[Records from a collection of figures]

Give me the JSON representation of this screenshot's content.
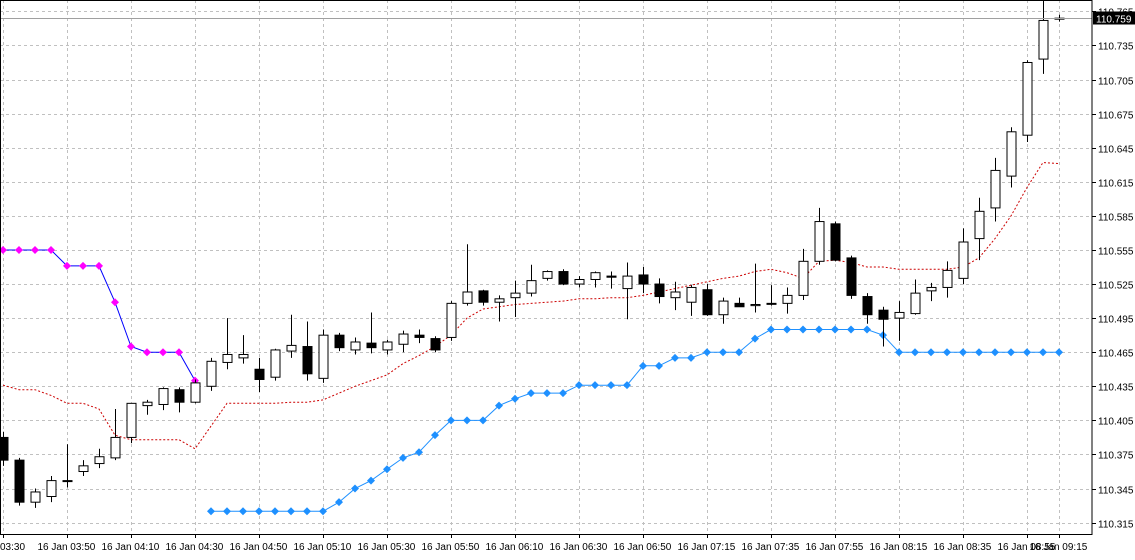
{
  "chart_data": {
    "type": "candlestick",
    "title": "",
    "xlabel": "",
    "ylabel": "",
    "ylim": [
      110.305,
      110.775
    ],
    "grid": true,
    "current_price": "110.759",
    "x_ticks": [
      {
        "index": 0,
        "label": "03:30"
      },
      {
        "index": 4,
        "label": "16 Jan 03:50"
      },
      {
        "index": 8,
        "label": "16 Jan 04:10"
      },
      {
        "index": 12,
        "label": "16 Jan 04:30"
      },
      {
        "index": 16,
        "label": "16 Jan 04:50"
      },
      {
        "index": 20,
        "label": "16 Jan 05:10"
      },
      {
        "index": 24,
        "label": "16 Jan 05:30"
      },
      {
        "index": 28,
        "label": "16 Jan 05:50"
      },
      {
        "index": 32,
        "label": "16 Jan 06:10"
      },
      {
        "index": 36,
        "label": "16 Jan 06:30"
      },
      {
        "index": 40,
        "label": "16 Jan 06:50"
      },
      {
        "index": 44,
        "label": "16 Jan 07:15"
      },
      {
        "index": 48,
        "label": "16 Jan 07:35"
      },
      {
        "index": 52,
        "label": "16 Jan 07:55"
      },
      {
        "index": 56,
        "label": "16 Jan 08:15"
      },
      {
        "index": 60,
        "label": "16 Jan 08:35"
      },
      {
        "index": 64,
        "label": "16 Jan 08:55"
      },
      {
        "index": 66,
        "label": "16 Jan 09:15"
      }
    ],
    "y_ticks": [
      "110.315",
      "110.345",
      "110.375",
      "110.405",
      "110.435",
      "110.465",
      "110.495",
      "110.525",
      "110.555",
      "110.585",
      "110.615",
      "110.645",
      "110.675",
      "110.705",
      "110.735",
      "110.765"
    ],
    "candles": [
      {
        "o": 110.39,
        "h": 110.395,
        "l": 110.365,
        "c": 110.37
      },
      {
        "o": 110.37,
        "h": 110.372,
        "l": 110.33,
        "c": 110.333
      },
      {
        "o": 110.333,
        "h": 110.345,
        "l": 110.328,
        "c": 110.342
      },
      {
        "o": 110.338,
        "h": 110.356,
        "l": 110.333,
        "c": 110.352
      },
      {
        "o": 110.352,
        "h": 110.384,
        "l": 110.346,
        "c": 110.352
      },
      {
        "o": 110.36,
        "h": 110.37,
        "l": 110.356,
        "c": 110.365
      },
      {
        "o": 110.367,
        "h": 110.38,
        "l": 110.363,
        "c": 110.373
      },
      {
        "o": 110.372,
        "h": 110.415,
        "l": 110.37,
        "c": 110.39
      },
      {
        "o": 110.39,
        "h": 110.42,
        "l": 110.385,
        "c": 110.42
      },
      {
        "o": 110.418,
        "h": 110.423,
        "l": 110.41,
        "c": 110.421
      },
      {
        "o": 110.419,
        "h": 110.434,
        "l": 110.414,
        "c": 110.433
      },
      {
        "o": 110.432,
        "h": 110.434,
        "l": 110.412,
        "c": 110.421
      },
      {
        "o": 110.421,
        "h": 110.441,
        "l": 110.42,
        "c": 110.438
      },
      {
        "o": 110.435,
        "h": 110.46,
        "l": 110.431,
        "c": 110.457
      },
      {
        "o": 110.456,
        "h": 110.495,
        "l": 110.45,
        "c": 110.463
      },
      {
        "o": 110.46,
        "h": 110.48,
        "l": 110.455,
        "c": 110.463
      },
      {
        "o": 110.45,
        "h": 110.46,
        "l": 110.43,
        "c": 110.441
      },
      {
        "o": 110.443,
        "h": 110.468,
        "l": 110.44,
        "c": 110.467
      },
      {
        "o": 110.466,
        "h": 110.498,
        "l": 110.46,
        "c": 110.471
      },
      {
        "o": 110.47,
        "h": 110.492,
        "l": 110.44,
        "c": 110.446
      },
      {
        "o": 110.442,
        "h": 110.485,
        "l": 110.438,
        "c": 110.48
      },
      {
        "o": 110.48,
        "h": 110.482,
        "l": 110.466,
        "c": 110.469
      },
      {
        "o": 110.467,
        "h": 110.478,
        "l": 110.463,
        "c": 110.474
      },
      {
        "o": 110.473,
        "h": 110.5,
        "l": 110.464,
        "c": 110.469
      },
      {
        "o": 110.467,
        "h": 110.476,
        "l": 110.463,
        "c": 110.474
      },
      {
        "o": 110.472,
        "h": 110.484,
        "l": 110.465,
        "c": 110.481
      },
      {
        "o": 110.48,
        "h": 110.485,
        "l": 110.473,
        "c": 110.478
      },
      {
        "o": 110.477,
        "h": 110.479,
        "l": 110.465,
        "c": 110.467
      },
      {
        "o": 110.478,
        "h": 110.51,
        "l": 110.475,
        "c": 110.508
      },
      {
        "o": 110.508,
        "h": 110.56,
        "l": 110.506,
        "c": 110.518
      },
      {
        "o": 110.519,
        "h": 110.52,
        "l": 110.506,
        "c": 110.509
      },
      {
        "o": 110.509,
        "h": 110.515,
        "l": 110.492,
        "c": 110.512
      },
      {
        "o": 110.513,
        "h": 110.528,
        "l": 110.496,
        "c": 110.517
      },
      {
        "o": 110.517,
        "h": 110.542,
        "l": 110.514,
        "c": 110.528
      },
      {
        "o": 110.53,
        "h": 110.537,
        "l": 110.528,
        "c": 110.536
      },
      {
        "o": 110.536,
        "h": 110.538,
        "l": 110.524,
        "c": 110.525
      },
      {
        "o": 110.525,
        "h": 110.532,
        "l": 110.522,
        "c": 110.529
      },
      {
        "o": 110.529,
        "h": 110.536,
        "l": 110.522,
        "c": 110.535
      },
      {
        "o": 110.532,
        "h": 110.536,
        "l": 110.521,
        "c": 110.531
      },
      {
        "o": 110.521,
        "h": 110.544,
        "l": 110.494,
        "c": 110.532
      },
      {
        "o": 110.533,
        "h": 110.54,
        "l": 110.517,
        "c": 110.525
      },
      {
        "o": 110.525,
        "h": 110.53,
        "l": 110.508,
        "c": 110.514
      },
      {
        "o": 110.513,
        "h": 110.527,
        "l": 110.502,
        "c": 110.518
      },
      {
        "o": 110.509,
        "h": 110.524,
        "l": 110.497,
        "c": 110.522
      },
      {
        "o": 110.52,
        "h": 110.525,
        "l": 110.497,
        "c": 110.498
      },
      {
        "o": 110.498,
        "h": 110.513,
        "l": 110.49,
        "c": 110.51
      },
      {
        "o": 110.508,
        "h": 110.513,
        "l": 110.505,
        "c": 110.505
      },
      {
        "o": 110.506,
        "h": 110.543,
        "l": 110.5,
        "c": 110.507
      },
      {
        "o": 110.508,
        "h": 110.524,
        "l": 110.506,
        "c": 110.508
      },
      {
        "o": 110.508,
        "h": 110.522,
        "l": 110.499,
        "c": 110.515
      },
      {
        "o": 110.515,
        "h": 110.556,
        "l": 110.511,
        "c": 110.545
      },
      {
        "o": 110.545,
        "h": 110.592,
        "l": 110.542,
        "c": 110.58
      },
      {
        "o": 110.578,
        "h": 110.58,
        "l": 110.545,
        "c": 110.546
      },
      {
        "o": 110.548,
        "h": 110.55,
        "l": 110.512,
        "c": 110.515
      },
      {
        "o": 110.514,
        "h": 110.517,
        "l": 110.49,
        "c": 110.498
      },
      {
        "o": 110.502,
        "h": 110.505,
        "l": 110.47,
        "c": 110.494
      },
      {
        "o": 110.495,
        "h": 110.51,
        "l": 110.475,
        "c": 110.5
      },
      {
        "o": 110.499,
        "h": 110.529,
        "l": 110.498,
        "c": 110.517
      },
      {
        "o": 110.519,
        "h": 110.526,
        "l": 110.51,
        "c": 110.522
      },
      {
        "o": 110.522,
        "h": 110.545,
        "l": 110.513,
        "c": 110.537
      },
      {
        "o": 110.53,
        "h": 110.574,
        "l": 110.525,
        "c": 110.562
      },
      {
        "o": 110.565,
        "h": 110.601,
        "l": 110.546,
        "c": 110.589
      },
      {
        "o": 110.592,
        "h": 110.636,
        "l": 110.58,
        "c": 110.625
      },
      {
        "o": 110.62,
        "h": 110.663,
        "l": 110.61,
        "c": 110.659
      },
      {
        "o": 110.656,
        "h": 110.722,
        "l": 110.65,
        "c": 110.72
      },
      {
        "o": 110.723,
        "h": 110.782,
        "l": 110.71,
        "c": 110.757
      },
      {
        "o": 110.759,
        "h": 110.762,
        "l": 110.756,
        "c": 110.759
      }
    ],
    "series": [
      {
        "color": "#ff00ff",
        "marker": "diamond",
        "line_color": "#0000ff",
        "start_index": 0,
        "values": [
          110.555,
          110.555,
          110.555,
          110.555,
          110.541,
          110.541,
          110.541,
          110.509,
          110.47,
          110.465,
          110.465,
          110.465,
          110.44
        ]
      },
      {
        "color": "#1e90ff",
        "marker": "diamond",
        "line_color": "#1e90ff",
        "start_index": 13,
        "values": [
          110.325,
          110.325,
          110.325,
          110.325,
          110.325,
          110.325,
          110.325,
          110.325,
          110.333,
          110.345,
          110.352,
          110.362,
          110.372,
          110.377,
          110.392,
          110.405,
          110.405,
          110.405,
          110.418,
          110.424,
          110.429,
          110.429,
          110.429,
          110.436,
          110.436,
          110.436,
          110.436,
          110.453,
          110.453,
          110.46,
          110.46,
          110.465,
          110.465,
          110.465,
          110.477,
          110.485,
          110.485,
          110.485,
          110.485,
          110.485,
          110.485,
          110.485,
          110.48,
          110.465,
          110.465,
          110.465,
          110.465,
          110.465,
          110.465,
          110.465,
          110.465,
          110.465,
          110.465,
          110.465
        ]
      },
      {
        "color": "#cc0000",
        "style": "dotted",
        "start_index": 0,
        "values": [
          110.436,
          110.432,
          110.432,
          110.427,
          110.42,
          110.42,
          110.415,
          110.392,
          110.388,
          110.388,
          110.388,
          110.388,
          110.38,
          110.4,
          110.42,
          110.42,
          110.42,
          110.42,
          110.421,
          110.421,
          110.423,
          110.429,
          110.435,
          110.44,
          110.445,
          110.455,
          110.462,
          110.47,
          110.48,
          110.495,
          110.503,
          110.505,
          110.507,
          110.508,
          110.509,
          110.51,
          110.512,
          110.512,
          110.513,
          110.513,
          110.515,
          110.518,
          110.521,
          110.524,
          110.527,
          110.53,
          110.532,
          110.536,
          110.538,
          110.535,
          110.53,
          110.545,
          110.546,
          110.544,
          110.54,
          110.54,
          110.538,
          110.538,
          110.538,
          110.538,
          110.54,
          110.548,
          110.565,
          110.585,
          110.61,
          110.632,
          110.631
        ]
      }
    ]
  }
}
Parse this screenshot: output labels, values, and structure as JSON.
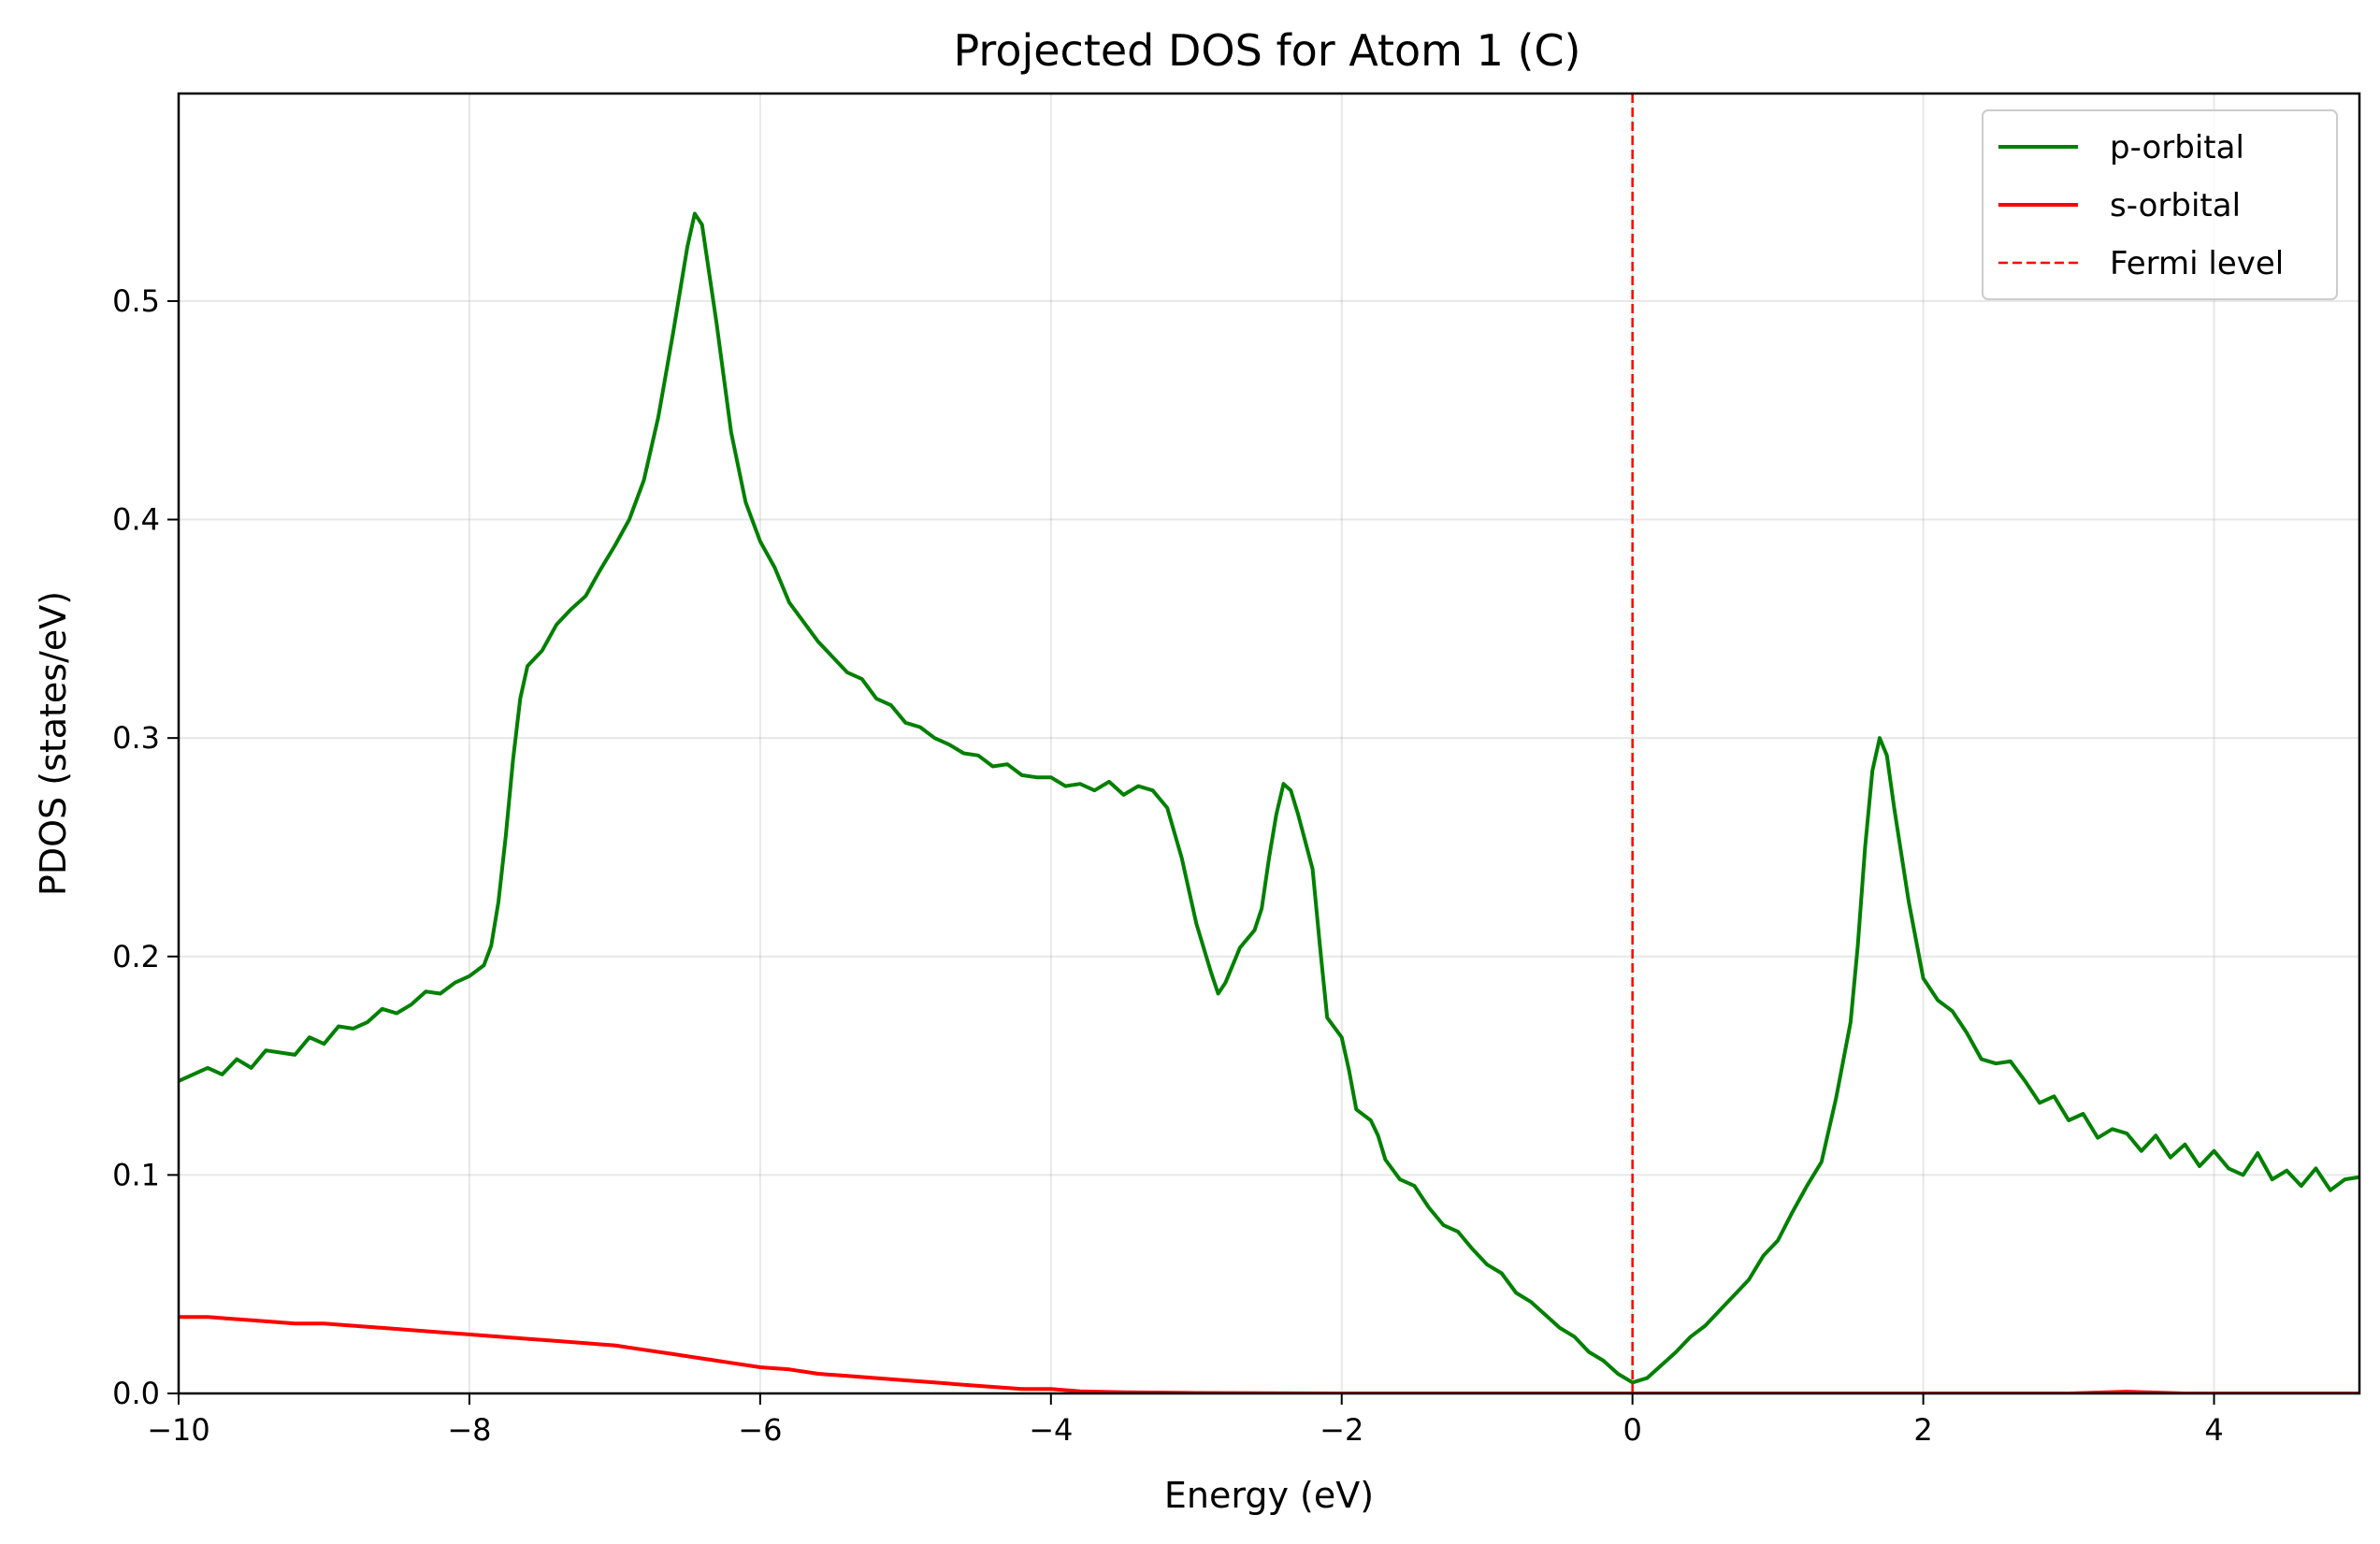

Work to do:
The word "this" may appear on some lines. Report how many lines hold it, giving the number alone.

In response:
2